──────── Dataset excerpts ────────
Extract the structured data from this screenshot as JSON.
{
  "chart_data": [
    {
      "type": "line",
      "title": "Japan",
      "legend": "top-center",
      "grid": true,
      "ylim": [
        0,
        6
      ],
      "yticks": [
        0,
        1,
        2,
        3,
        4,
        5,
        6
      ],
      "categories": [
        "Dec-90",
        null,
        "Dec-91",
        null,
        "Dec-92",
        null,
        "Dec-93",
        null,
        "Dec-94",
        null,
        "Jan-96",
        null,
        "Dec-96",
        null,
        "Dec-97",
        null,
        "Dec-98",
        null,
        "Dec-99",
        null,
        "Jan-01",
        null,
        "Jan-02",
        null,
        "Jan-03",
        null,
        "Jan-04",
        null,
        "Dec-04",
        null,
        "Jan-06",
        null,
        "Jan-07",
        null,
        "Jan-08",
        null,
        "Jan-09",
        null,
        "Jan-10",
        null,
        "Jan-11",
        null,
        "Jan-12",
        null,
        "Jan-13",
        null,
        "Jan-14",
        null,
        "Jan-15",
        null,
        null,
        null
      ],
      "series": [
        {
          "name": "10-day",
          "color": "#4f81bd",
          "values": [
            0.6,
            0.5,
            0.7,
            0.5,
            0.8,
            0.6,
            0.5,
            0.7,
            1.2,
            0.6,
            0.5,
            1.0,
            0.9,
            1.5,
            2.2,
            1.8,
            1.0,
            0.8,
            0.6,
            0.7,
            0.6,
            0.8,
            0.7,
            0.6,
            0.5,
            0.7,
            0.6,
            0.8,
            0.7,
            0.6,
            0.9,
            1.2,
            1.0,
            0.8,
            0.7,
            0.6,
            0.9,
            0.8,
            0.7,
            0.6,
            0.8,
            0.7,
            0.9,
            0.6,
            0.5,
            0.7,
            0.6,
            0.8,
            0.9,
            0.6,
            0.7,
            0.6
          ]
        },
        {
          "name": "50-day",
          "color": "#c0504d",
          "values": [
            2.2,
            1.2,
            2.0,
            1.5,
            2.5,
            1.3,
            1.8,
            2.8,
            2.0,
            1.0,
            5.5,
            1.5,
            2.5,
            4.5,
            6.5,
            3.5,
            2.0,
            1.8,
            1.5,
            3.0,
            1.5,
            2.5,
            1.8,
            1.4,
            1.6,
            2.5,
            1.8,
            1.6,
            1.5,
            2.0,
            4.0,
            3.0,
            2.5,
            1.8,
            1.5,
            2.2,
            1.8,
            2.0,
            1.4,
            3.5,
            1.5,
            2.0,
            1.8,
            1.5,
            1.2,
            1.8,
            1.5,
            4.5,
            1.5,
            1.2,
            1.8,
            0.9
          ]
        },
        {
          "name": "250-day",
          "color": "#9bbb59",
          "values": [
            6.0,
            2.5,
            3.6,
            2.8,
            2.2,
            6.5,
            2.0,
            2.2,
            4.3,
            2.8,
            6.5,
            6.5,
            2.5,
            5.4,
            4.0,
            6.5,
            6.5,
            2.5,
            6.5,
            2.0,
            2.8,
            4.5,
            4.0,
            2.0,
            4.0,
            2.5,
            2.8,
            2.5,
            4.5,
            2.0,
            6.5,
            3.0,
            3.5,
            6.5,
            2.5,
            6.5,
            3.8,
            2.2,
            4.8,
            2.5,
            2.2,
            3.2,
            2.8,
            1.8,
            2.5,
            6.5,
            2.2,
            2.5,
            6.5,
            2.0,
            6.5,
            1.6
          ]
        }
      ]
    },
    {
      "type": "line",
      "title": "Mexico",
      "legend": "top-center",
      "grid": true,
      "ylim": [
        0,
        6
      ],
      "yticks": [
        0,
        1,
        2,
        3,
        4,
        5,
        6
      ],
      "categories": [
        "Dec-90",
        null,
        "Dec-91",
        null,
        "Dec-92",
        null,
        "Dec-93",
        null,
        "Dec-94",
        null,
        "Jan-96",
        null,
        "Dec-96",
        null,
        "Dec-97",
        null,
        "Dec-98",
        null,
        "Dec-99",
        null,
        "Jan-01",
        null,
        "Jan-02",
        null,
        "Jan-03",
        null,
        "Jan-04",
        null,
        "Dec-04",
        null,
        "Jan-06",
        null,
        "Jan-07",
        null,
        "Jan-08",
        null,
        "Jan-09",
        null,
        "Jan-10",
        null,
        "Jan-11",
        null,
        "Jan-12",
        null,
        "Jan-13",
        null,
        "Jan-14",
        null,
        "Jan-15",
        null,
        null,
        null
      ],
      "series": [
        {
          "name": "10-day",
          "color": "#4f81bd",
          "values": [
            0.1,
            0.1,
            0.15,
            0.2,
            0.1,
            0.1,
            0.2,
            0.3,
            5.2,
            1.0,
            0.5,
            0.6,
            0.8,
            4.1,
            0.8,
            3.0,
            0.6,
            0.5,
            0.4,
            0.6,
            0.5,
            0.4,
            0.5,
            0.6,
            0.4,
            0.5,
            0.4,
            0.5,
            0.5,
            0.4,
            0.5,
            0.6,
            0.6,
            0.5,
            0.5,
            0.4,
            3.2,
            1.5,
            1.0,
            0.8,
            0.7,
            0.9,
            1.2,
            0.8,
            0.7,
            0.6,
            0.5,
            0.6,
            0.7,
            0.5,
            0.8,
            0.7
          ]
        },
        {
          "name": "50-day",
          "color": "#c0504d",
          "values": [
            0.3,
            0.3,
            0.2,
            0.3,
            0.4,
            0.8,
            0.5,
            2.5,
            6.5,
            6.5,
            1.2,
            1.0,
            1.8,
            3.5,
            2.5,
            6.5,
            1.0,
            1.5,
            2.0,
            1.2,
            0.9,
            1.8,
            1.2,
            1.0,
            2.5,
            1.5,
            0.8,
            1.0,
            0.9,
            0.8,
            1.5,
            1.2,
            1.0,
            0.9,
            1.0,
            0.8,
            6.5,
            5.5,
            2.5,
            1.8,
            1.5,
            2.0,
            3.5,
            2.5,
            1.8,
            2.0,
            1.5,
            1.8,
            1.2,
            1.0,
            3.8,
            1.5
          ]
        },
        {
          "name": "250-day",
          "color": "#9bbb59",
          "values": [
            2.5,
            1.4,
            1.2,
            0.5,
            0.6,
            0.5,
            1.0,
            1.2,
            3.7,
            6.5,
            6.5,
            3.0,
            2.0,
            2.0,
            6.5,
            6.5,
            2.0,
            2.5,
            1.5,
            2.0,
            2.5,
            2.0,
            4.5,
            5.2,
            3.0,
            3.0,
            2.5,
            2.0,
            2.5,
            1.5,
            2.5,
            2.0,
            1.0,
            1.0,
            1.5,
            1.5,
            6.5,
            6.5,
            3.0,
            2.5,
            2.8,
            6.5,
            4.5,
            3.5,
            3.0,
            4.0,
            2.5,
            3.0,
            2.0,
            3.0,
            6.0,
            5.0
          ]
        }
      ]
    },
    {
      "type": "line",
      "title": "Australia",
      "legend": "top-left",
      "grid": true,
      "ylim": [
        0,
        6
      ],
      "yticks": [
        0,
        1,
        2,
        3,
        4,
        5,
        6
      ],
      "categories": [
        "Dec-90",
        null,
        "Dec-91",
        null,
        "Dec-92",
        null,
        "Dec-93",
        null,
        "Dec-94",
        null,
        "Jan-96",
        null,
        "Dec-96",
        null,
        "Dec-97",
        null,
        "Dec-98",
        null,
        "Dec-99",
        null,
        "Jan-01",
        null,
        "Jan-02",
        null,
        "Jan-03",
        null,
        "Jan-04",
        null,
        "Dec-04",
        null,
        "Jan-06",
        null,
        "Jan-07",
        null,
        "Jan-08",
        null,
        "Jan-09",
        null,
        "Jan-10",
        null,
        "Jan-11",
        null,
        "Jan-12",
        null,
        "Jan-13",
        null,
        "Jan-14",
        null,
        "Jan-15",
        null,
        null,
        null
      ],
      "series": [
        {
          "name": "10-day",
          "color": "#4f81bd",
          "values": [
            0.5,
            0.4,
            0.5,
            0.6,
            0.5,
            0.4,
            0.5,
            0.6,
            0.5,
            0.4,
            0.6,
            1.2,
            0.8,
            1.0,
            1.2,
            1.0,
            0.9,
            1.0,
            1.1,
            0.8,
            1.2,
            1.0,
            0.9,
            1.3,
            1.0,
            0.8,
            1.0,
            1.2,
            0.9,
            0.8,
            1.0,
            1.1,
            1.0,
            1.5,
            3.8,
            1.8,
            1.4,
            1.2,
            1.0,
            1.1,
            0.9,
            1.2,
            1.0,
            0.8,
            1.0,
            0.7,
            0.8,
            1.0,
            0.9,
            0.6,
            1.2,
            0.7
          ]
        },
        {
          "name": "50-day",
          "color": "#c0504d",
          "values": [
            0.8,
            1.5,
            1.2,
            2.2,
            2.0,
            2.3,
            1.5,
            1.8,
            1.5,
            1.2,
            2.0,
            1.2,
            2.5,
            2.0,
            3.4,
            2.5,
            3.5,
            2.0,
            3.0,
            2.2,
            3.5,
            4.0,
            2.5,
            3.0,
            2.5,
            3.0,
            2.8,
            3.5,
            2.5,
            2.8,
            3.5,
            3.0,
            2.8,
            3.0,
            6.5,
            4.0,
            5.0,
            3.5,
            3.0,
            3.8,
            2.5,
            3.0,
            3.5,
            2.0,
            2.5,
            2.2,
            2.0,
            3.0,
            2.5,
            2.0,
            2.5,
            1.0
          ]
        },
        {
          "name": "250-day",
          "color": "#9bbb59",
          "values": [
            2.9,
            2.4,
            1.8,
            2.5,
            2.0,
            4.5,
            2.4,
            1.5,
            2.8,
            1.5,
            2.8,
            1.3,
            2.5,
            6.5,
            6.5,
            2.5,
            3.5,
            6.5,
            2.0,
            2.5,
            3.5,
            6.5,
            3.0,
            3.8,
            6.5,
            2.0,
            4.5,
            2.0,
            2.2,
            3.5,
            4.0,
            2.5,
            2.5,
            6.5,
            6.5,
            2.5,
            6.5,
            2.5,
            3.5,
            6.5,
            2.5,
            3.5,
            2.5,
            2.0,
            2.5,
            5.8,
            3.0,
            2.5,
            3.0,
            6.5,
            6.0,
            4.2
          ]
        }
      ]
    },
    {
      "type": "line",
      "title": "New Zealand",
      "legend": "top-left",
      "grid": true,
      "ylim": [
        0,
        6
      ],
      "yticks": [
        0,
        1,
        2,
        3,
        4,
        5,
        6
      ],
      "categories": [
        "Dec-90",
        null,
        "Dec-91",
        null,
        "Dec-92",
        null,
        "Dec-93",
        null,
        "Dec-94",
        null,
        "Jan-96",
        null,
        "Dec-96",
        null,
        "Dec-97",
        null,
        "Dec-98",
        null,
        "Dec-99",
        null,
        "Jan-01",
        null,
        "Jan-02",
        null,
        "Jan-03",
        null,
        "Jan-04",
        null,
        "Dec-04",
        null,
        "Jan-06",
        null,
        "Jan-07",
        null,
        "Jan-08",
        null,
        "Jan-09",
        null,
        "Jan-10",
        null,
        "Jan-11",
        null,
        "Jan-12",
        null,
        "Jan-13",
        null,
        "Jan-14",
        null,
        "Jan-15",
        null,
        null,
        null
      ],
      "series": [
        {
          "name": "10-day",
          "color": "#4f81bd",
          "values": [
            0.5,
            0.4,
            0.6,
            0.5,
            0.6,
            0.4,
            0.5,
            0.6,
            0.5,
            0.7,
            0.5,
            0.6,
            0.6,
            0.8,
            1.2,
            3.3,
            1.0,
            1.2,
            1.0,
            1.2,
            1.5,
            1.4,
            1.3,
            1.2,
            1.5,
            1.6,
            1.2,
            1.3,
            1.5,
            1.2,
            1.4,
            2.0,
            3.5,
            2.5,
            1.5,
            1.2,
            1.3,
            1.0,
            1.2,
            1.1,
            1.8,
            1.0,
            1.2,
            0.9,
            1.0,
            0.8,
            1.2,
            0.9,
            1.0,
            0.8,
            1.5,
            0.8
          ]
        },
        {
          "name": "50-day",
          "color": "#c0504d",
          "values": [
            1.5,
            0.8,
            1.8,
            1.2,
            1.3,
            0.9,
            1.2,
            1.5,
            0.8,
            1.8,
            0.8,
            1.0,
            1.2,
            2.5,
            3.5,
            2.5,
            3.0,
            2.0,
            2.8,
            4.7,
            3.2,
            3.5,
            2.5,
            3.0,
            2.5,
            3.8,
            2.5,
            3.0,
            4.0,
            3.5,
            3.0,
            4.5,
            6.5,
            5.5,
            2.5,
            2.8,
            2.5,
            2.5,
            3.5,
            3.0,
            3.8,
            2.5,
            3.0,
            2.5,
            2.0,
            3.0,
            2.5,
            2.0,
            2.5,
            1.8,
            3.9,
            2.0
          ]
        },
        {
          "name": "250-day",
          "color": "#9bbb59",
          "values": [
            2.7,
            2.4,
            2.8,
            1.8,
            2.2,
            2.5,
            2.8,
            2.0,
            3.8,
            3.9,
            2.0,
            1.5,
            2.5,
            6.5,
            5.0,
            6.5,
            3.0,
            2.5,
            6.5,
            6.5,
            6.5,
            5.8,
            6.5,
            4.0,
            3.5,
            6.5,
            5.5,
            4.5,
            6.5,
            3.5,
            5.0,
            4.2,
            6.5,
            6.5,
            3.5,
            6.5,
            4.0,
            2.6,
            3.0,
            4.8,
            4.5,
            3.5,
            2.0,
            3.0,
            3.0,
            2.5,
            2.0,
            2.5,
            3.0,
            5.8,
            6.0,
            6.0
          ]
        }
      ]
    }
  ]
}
────────
──────── Dataset excerpts ────────
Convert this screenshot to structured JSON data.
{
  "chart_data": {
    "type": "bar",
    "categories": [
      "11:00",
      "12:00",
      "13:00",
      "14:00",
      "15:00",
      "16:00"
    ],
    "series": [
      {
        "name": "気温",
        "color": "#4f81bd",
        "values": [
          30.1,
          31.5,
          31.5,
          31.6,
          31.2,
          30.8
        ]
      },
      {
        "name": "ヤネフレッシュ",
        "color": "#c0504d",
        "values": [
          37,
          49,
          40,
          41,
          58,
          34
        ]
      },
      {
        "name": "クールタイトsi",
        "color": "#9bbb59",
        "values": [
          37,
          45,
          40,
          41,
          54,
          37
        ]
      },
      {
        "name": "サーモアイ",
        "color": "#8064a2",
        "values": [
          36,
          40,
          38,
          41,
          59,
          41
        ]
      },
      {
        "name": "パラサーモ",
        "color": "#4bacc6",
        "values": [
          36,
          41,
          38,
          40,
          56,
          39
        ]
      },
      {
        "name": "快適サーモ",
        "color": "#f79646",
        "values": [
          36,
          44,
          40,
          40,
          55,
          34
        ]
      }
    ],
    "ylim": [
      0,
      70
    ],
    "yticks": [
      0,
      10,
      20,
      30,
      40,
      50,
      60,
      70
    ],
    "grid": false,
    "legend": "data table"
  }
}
────────
──────── Dataset excerpts ────────
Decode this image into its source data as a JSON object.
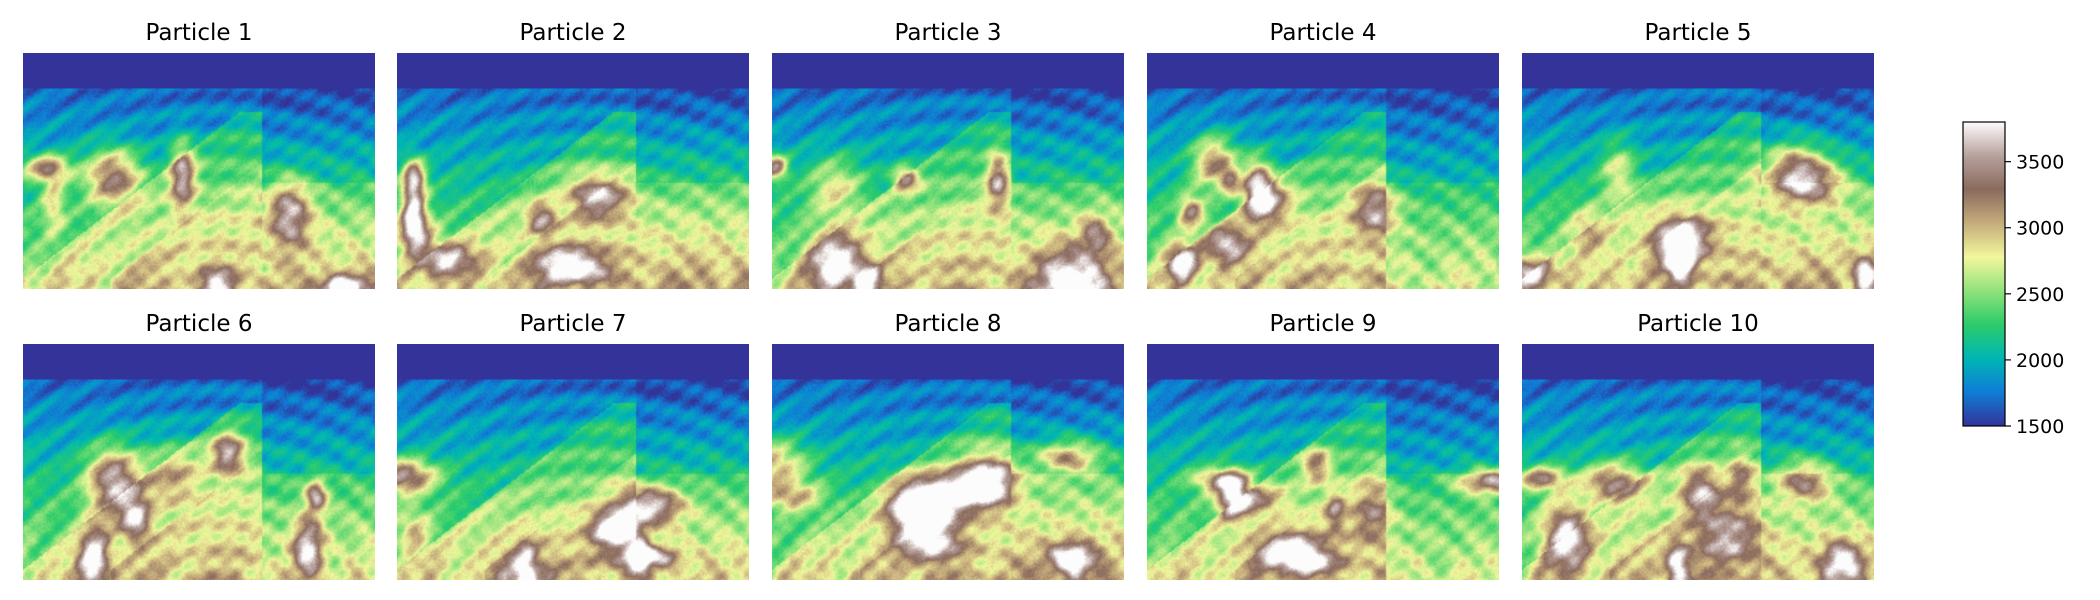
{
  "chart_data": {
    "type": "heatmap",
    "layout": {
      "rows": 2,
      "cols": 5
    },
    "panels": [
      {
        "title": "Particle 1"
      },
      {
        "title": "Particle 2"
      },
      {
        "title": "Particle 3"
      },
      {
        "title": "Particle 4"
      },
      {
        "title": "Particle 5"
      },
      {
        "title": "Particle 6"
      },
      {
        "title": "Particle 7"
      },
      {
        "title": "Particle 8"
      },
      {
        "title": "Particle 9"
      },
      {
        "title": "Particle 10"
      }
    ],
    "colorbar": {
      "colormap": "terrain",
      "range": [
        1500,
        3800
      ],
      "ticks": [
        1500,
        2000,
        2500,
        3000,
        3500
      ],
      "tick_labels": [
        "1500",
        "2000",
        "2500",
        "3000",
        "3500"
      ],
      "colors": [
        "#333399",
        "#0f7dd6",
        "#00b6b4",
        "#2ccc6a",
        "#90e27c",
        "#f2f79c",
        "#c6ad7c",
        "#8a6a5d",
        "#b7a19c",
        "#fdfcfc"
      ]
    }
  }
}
────────
**The problem**
Going over the lines above, work out how many include "screenshot", then give only that number.

**Task answer**
2